DIRECTIONS: Gather all lines in the data that hold the string "here".

Saved entries:
• • • •
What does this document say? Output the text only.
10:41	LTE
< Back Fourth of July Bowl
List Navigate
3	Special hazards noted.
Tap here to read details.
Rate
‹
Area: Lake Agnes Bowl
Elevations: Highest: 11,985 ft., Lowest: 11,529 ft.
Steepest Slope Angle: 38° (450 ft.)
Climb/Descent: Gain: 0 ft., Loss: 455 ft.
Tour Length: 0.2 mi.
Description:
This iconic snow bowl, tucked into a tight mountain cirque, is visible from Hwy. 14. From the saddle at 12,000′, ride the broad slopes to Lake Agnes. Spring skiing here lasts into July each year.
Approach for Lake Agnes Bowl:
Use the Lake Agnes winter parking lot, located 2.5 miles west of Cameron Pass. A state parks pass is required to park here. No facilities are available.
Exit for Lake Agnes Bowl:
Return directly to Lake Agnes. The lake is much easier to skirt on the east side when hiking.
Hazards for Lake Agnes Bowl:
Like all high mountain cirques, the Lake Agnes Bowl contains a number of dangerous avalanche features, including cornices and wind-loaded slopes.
• • • •
RESULT OF THIS EXERCISE:
Tap here to read details.
This iconic snow bowl, tucked into a tight mountain cirque, is visible from Hwy. 14. From the saddle at 12,000′, ride the broad slopes to Lake Agnes. Spring skiing here lasts into July each year.
Use the Lake Agnes winter parking lot, located 2.5 miles west of Cameron Pass. A state parks pass is required to park here. No facilities are available.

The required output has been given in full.